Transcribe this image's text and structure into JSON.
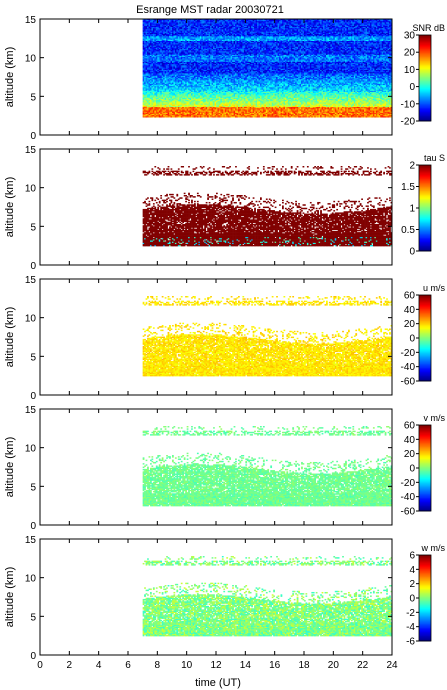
{
  "title": "Esrange MST radar 20030721",
  "xlabel": "time (UT)",
  "chart_data": {
    "type": "heatmap",
    "title": "Esrange MST radar 20030721",
    "xlabel": "time (UT)",
    "xlim": [
      0,
      24
    ],
    "xticks": [
      0,
      2,
      4,
      6,
      8,
      10,
      12,
      14,
      16,
      18,
      20,
      22,
      24
    ],
    "data_start_hour": 7,
    "panels": [
      {
        "id": "snr",
        "ylabel": "altitude (km)",
        "ylim": [
          0,
          15
        ],
        "yticks": [
          0,
          5,
          10,
          15
        ],
        "colorbar_label": "SNR dB",
        "clim": [
          -20,
          30
        ],
        "cticks": [
          -20,
          -10,
          0,
          10,
          20,
          30
        ],
        "colormap": "jet",
        "description_values": {
          "upper_altitudes_dB": -15,
          "mid_altitudes_dB": -5,
          "low_altitudes_dB": 15
        }
      },
      {
        "id": "tau",
        "ylabel": "altitude (km)",
        "ylim": [
          0,
          15
        ],
        "yticks": [
          0,
          5,
          10,
          15
        ],
        "colorbar_label": "tau S",
        "clim": [
          0,
          2
        ],
        "cticks": [
          0,
          0.5,
          1,
          1.5,
          2
        ],
        "colormap": "jet",
        "description_values": {
          "typical_s": 2,
          "layer_km": [
            2.5,
            7.5
          ],
          "upper_layer_km": 11.8
        }
      },
      {
        "id": "u",
        "ylabel": "altitude (km)",
        "ylim": [
          0,
          15
        ],
        "yticks": [
          0,
          5,
          10,
          15
        ],
        "colorbar_label": "u m/s",
        "clim": [
          -60,
          60
        ],
        "cticks": [
          -60,
          -40,
          -20,
          0,
          20,
          40,
          60
        ],
        "colormap": "jet",
        "description_values": {
          "typical_ms": 18
        }
      },
      {
        "id": "v",
        "ylabel": "altitude (km)",
        "ylim": [
          0,
          15
        ],
        "yticks": [
          0,
          5,
          10,
          15
        ],
        "colorbar_label": "v m/s",
        "clim": [
          -60,
          60
        ],
        "cticks": [
          -60,
          -40,
          -20,
          0,
          20,
          40,
          60
        ],
        "colormap": "jet",
        "description_values": {
          "typical_ms": -2
        }
      },
      {
        "id": "w",
        "ylabel": "altitude (km)",
        "ylim": [
          0,
          15
        ],
        "yticks": [
          0,
          5,
          10,
          15
        ],
        "colorbar_label": "w m/s",
        "clim": [
          -6,
          6
        ],
        "cticks": [
          -6,
          -4,
          -2,
          0,
          2,
          4,
          6
        ],
        "colormap": "jet",
        "description_values": {
          "typical_ms": 0
        }
      }
    ]
  }
}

▶ **Objective**:
Identify every line above that includes the word "Esrange", and show those lines.

▶ **Task answer**:
  "title": "Esrange MST radar 20030721",
    "title": "Esrange MST radar 20030721",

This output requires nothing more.